Pictures do not belong in the copy; transcribe everything else in the records exactly.

--- Start Extracted data ---

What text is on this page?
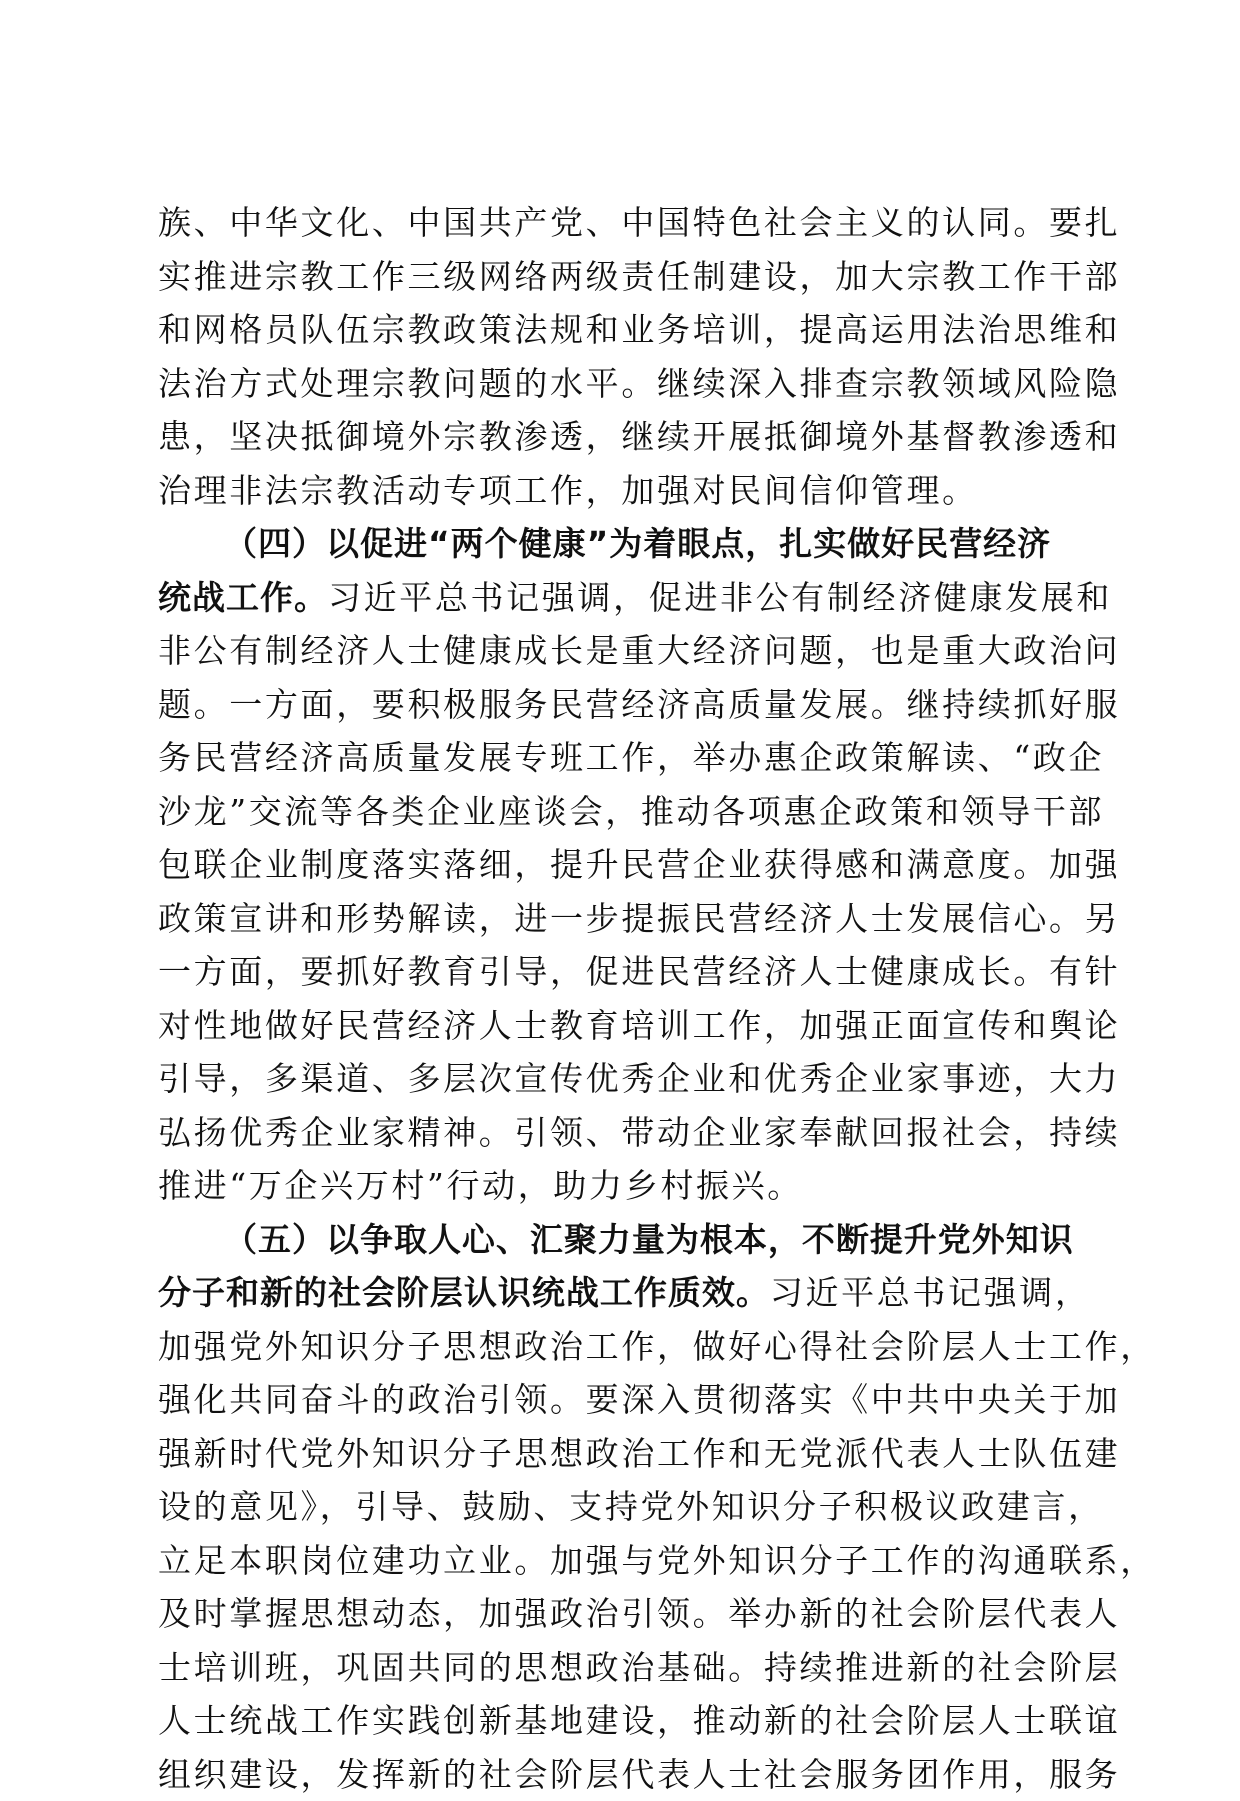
族、中华文化、中国共产党、中国特色社会主义的认同。要扎
实推进宗教工作三级网络两级责任制建设，加大宗教工作干部
和网格员队伍宗教政策法规和业务培训，提高运用法治思维和
法治方式处理宗教问题的水平。继续深入排查宗教领域风险隐
患，坚决抵御境外宗教渗透，继续开展抵御境外基督教渗透和
治理非法宗教活动专项工作，加强对民间信仰管理。
（四）以促进“两个健康”为着眼点，扎实做好民营经济
统战工作。习近平总书记强调，促进非公有制经济健康发展和
非公有制经济人士健康成长是重大经济问题，也是重大政治问
题。一方面，要积极服务民营经济高质量发展。继持续抓好服
务民营经济高质量发展专班工作，举办惠企政策解读、“政企
沙龙”交流等各类企业座谈会，推动各项惠企政策和领导干部
包联企业制度落实落细，提升民营企业获得感和满意度。加强
政策宣讲和形势解读，进一步提振民营经济人士发展信心。另
一方面，要抓好教育引导，促进民营经济人士健康成长。有针
对性地做好民营经济人士教育培训工作，加强正面宣传和舆论
引导，多渠道、多层次宣传优秀企业和优秀企业家事迹，大力
弘扬优秀企业家精神。引领、带动企业家奉献回报社会，持续
推进“万企兴万村”行动，助力乡村振兴。
（五）以争取人心、汇聚力量为根本，不断提升党外知识
分子和新的社会阶层认识统战工作质效。习近平总书记强调，
加强党外知识分子思想政治工作，做好心得社会阶层人士工作，
强化共同奋斗的政治引领。要深入贯彻落实《中共中央关于加
强新时代党外知识分子思想政治工作和无党派代表人士队伍建
设的意见》，引导、鼓励、支持党外知识分子积极议政建言，
立足本职岗位建功立业。加强与党外知识分子工作的沟通联系，
及时掌握思想动态，加强政治引领。举办新的社会阶层代表人
士培训班，巩固共同的思想政治基础。持续推进新的社会阶层
人士统战工作实践创新基地建设，推动新的社会阶层人士联谊
组织建设，发挥新的社会阶层代表人士社会服务团作用，服务
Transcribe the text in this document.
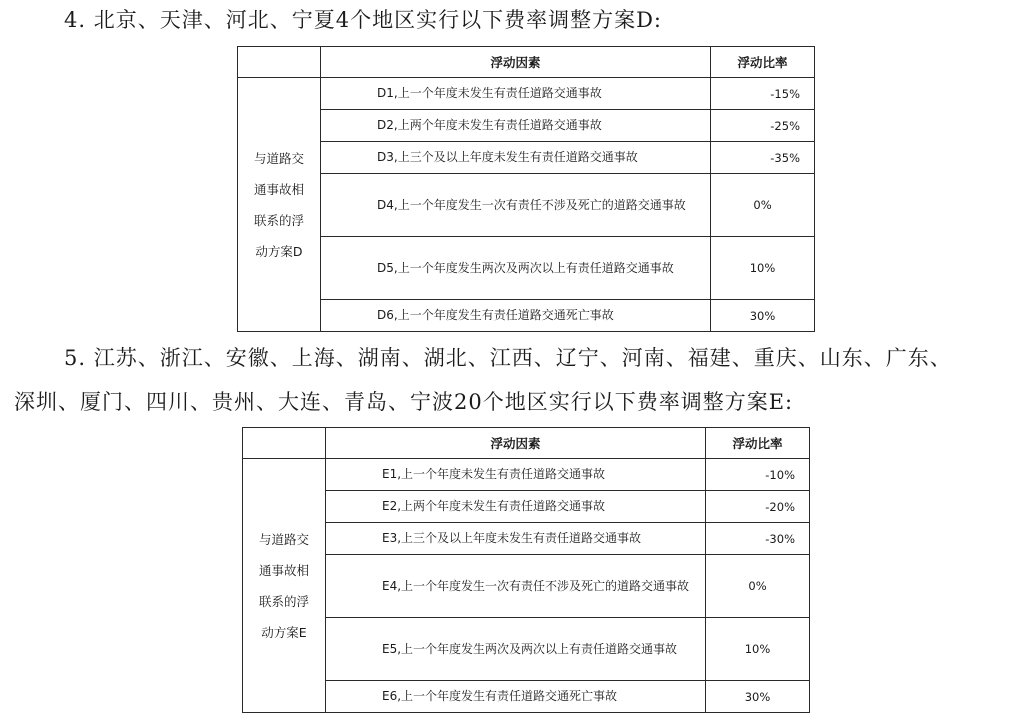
4. 北京、天津、河北、宁夏4个地区实行以下费率调整方案D:
	浮动因素	浮动比率

与道路交
通事故相
联系的浮
动方案D	D1,上一个年度未发生有责任道路交通事故	-15%

	D2,上两个年度未发生有责任道路交通事故	-25%

	D3,上三个及以上年度未发生有责任道路交通事故	-35%

	D4,上一个年度发生一次有责任不涉及死亡的道路交通事故	0%

	D5,上一个年度发生两次及两次以上有责任道路交通事故	10%

	D6,上一个年度发生有责任道路交通死亡事故	30%
5. 江苏、浙江、安徽、上海、湖南、湖北、江西、辽宁、河南、福建、重庆、山东、广东、
深圳、厦门、四川、贵州、大连、青岛、宁波20个地区实行以下费率调整方案E:
	浮动因素	浮动比率

与道路交
通事故相
联系的浮
动方案E	E1,上一个年度未发生有责任道路交通事故	-10%

	E2,上两个年度未发生有责任道路交通事故	-20%

	E3,上三个及以上年度未发生有责任道路交通事故	-30%

	E4,上一个年度发生一次有责任不涉及死亡的道路交通事故	0%

	E5,上一个年度发生两次及两次以上有责任道路交通事故	10%

	E6,上一个年度发生有责任道路交通死亡事故	30%
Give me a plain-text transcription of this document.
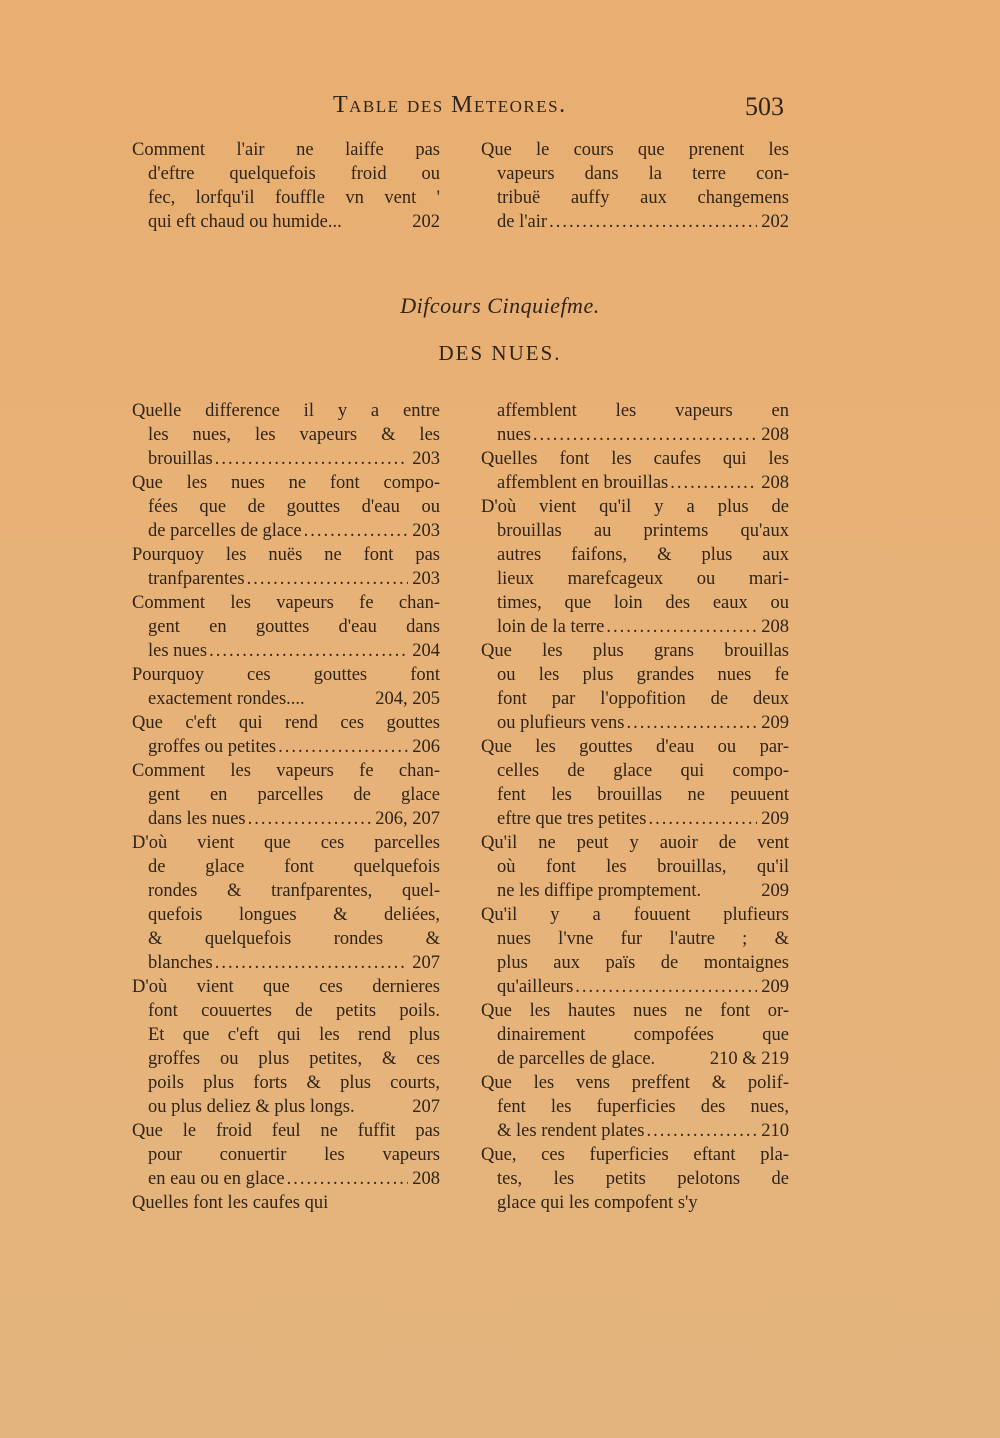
Table des Meteores.	503
Comment l'air ne laiffe pas
d'eftre quelquefois froid ou
fec, lorfqu'il fouffle vn vent '
qui eft chaud ou humide...	202
Que le cours que prenent les
vapeurs dans la terre con-
tribuë auffy aux changemens
de l'air .....	202
Difcours Cinquiefme.
DES NUES.
Quelle difference il y a entre
les nues, les vapeurs & les
brouillas .....	203
Que les nues ne font compo-
fées que de gouttes d'eau ou
de parcelles de glace .....	203
Pourquoy les nuës ne font pas
tranfparentes .....	203
Comment les vapeurs fe chan-
gent en gouttes d'eau dans
les nues .....	204
Pourquoy ces gouttes font
exactement rondes....	204, 205
Que c'eft qui rend ces gouttes
groffes ou petites .....	206
Comment les vapeurs fe chan-
gent en parcelles de glace
dans les nues .....	206, 207
D'où vient que ces parcelles
de glace font quelquefois
rondes & tranfparentes, quel-
quefois longues & deliées,
& quelquefois rondes &
blanches .....	207
D'où vient que ces dernieres
font couuertes de petits poils.
Et que c'eft qui les rend plus
groffes ou plus petites, & ces
poils plus forts & plus courts,
ou plus deliez & plus longs.	207
Que le froid feul ne fuffit pas
pour conuertir les vapeurs
en eau ou en glace .....	208
Quelles font les caufes qui
affemblent les vapeurs en
nues .....	208
Quelles font les caufes qui les
affemblent en brouillas .....	208
D'où vient qu'il y a plus de
brouillas au printems qu'aux
autres faifons, & plus aux
lieux marefcageux ou mari-
times, que loin des eaux ou
loin de la terre .....	208
Que les plus grans brouillas
ou les plus grandes nues fe
font par l'oppofition de deux
ou plufieurs vens .....	209
Que les gouttes d'eau ou par-
celles de glace qui compo-
fent les brouillas ne peuuent
eftre que tres petites .....	209
Qu'il ne peut y auoir de vent
où font les brouillas, qu'il
ne les diffipe promptement.	209
Qu'il y a fouuent plufieurs
nues l'vne fur l'autre ; &
plus aux païs de montaignes
qu'ailleurs .....	209
Que les hautes nues ne font or-
dinairement compofées que
de parcelles de glace.	210 & 219
Que les vens preffent & polif-
fent les fuperficies des nues,
& les rendent plates .....	210
Que, ces fuperficies eftant pla-
tes, les petits pelotons de
glace qui les compofent s'y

--- End Extracted data ---

--- Task solution ---
What text is on this page?
族、中华文化、中国共产党、中国特色社会主义的认同。要扎
实推进宗教工作三级网络两级责任制建设，加大宗教工作干部
和网格员队伍宗教政策法规和业务培训，提高运用法治思维和
法治方式处理宗教问题的水平。继续深入排查宗教领域风险隐
患，坚决抵御境外宗教渗透，继续开展抵御境外基督教渗透和
治理非法宗教活动专项工作，加强对民间信仰管理。
（四）以促进“两个健康”为着眼点，扎实做好民营经济
统战工作。习近平总书记强调，促进非公有制经济健康发展和
非公有制经济人士健康成长是重大经济问题，也是重大政治问
题。一方面，要积极服务民营经济高质量发展。继持续抓好服
务民营经济高质量发展专班工作，举办惠企政策解读、“政企
沙龙”交流等各类企业座谈会，推动各项惠企政策和领导干部
包联企业制度落实落细，提升民营企业获得感和满意度。加强
政策宣讲和形势解读，进一步提振民营经济人士发展信心。另
一方面，要抓好教育引导，促进民营经济人士健康成长。有针
对性地做好民营经济人士教育培训工作，加强正面宣传和舆论
引导，多渠道、多层次宣传优秀企业和优秀企业家事迹，大力
弘扬优秀企业家精神。引领、带动企业家奉献回报社会，持续
推进“万企兴万村”行动，助力乡村振兴。
（五）以争取人心、汇聚力量为根本，不断提升党外知识
分子和新的社会阶层认识统战工作质效。习近平总书记强调，
加强党外知识分子思想政治工作，做好心得社会阶层人士工作，
强化共同奋斗的政治引领。要深入贯彻落实《中共中央关于加
强新时代党外知识分子思想政治工作和无党派代表人士队伍建
设的意见》，引导、鼓励、支持党外知识分子积极议政建言，
立足本职岗位建功立业。加强与党外知识分子工作的沟通联系，
及时掌握思想动态，加强政治引领。举办新的社会阶层代表人
士培训班，巩固共同的思想政治基础。持续推进新的社会阶层
人士统战工作实践创新基地建设，推动新的社会阶层人士联谊
组织建设，发挥新的社会阶层代表人士社会服务团作用，服务
Transcribe the text in this document.
4. 北京、天津、河北、宁夏4个地区实行以下费率调整方案D:
	浮动因素	浮动比率

与道路交
通事故相
联系的浮
动方案D	D1,上一个年度未发生有责任道路交通事故	-15%

	D2,上两个年度未发生有责任道路交通事故	-25%

	D3,上三个及以上年度未发生有责任道路交通事故	-35%

	D4,上一个年度发生一次有责任不涉及死亡的道路交通事故	0%

	D5,上一个年度发生两次及两次以上有责任道路交通事故	10%

	D6,上一个年度发生有责任道路交通死亡事故	30%
5. 江苏、浙江、安徽、上海、湖南、湖北、江西、辽宁、河南、福建、重庆、山东、广东、
深圳、厦门、四川、贵州、大连、青岛、宁波20个地区实行以下费率调整方案E:
	浮动因素	浮动比率

与道路交
通事故相
联系的浮
动方案E	E1,上一个年度未发生有责任道路交通事故	-10%

	E2,上两个年度未发生有责任道路交通事故	-20%

	E3,上三个及以上年度未发生有责任道路交通事故	-30%

	E4,上一个年度发生一次有责任不涉及死亡的道路交通事故	0%

	E5,上一个年度发生两次及两次以上有责任道路交通事故	10%

	E6,上一个年度发生有责任道路交通死亡事故	30%
Give me a plain-text transcription of this document.
Table des Meteores.	503
Comment l'air ne laiffe pas
d'eftre quelquefois froid ou
fec, lorfqu'il fouffle vn vent '
qui eft chaud ou humide...	202
Que le cours que prenent les
vapeurs dans la terre con-
tribuë auffy aux changemens
de l'air .....	202
Difcours Cinquiefme.
DES NUES.
Quelle difference il y a entre
les nues, les vapeurs & les
brouillas .....	203
Que les nues ne font compo-
fées que de gouttes d'eau ou
de parcelles de glace .....	203
Pourquoy les nuës ne font pas
tranfparentes .....	203
Comment les vapeurs fe chan-
gent en gouttes d'eau dans
les nues .....	204
Pourquoy ces gouttes font
exactement rondes....	204, 205
Que c'eft qui rend ces gouttes
groffes ou petites .....	206
Comment les vapeurs fe chan-
gent en parcelles de glace
dans les nues .....	206, 207
D'où vient que ces parcelles
de glace font quelquefois
rondes & tranfparentes, quel-
quefois longues & deliées,
& quelquefois rondes &
blanches .....	207
D'où vient que ces dernieres
font couuertes de petits poils.
Et que c'eft qui les rend plus
groffes ou plus petites, & ces
poils plus forts & plus courts,
ou plus deliez & plus longs.	207
Que le froid feul ne fuffit pas
pour conuertir les vapeurs
en eau ou en glace .....	208
Quelles font les caufes qui
affemblent les vapeurs en
nues .....	208
Quelles font les caufes qui les
affemblent en brouillas .....	208
D'où vient qu'il y a plus de
brouillas au printems qu'aux
autres faifons, & plus aux
lieux marefcageux ou mari-
times, que loin des eaux ou
loin de la terre .....	208
Que les plus grans brouillas
ou les plus grandes nues fe
font par l'oppofition de deux
ou plufieurs vens .....	209
Que les gouttes d'eau ou par-
celles de glace qui compo-
fent les brouillas ne peuuent
eftre que tres petites .....	209
Qu'il ne peut y auoir de vent
où font les brouillas, qu'il
ne les diffipe promptement.	209
Qu'il y a fouuent plufieurs
nues l'vne fur l'autre ; &
plus aux païs de montaignes
qu'ailleurs .....	209
Que les hautes nues ne font or-
dinairement compofées que
de parcelles de glace.	210 & 219
Que les vens preffent & polif-
fent les fuperficies des nues,
& les rendent plates .....	210
Que, ces fuperficies eftant pla-
tes, les petits pelotons de
glace qui les compofent s'y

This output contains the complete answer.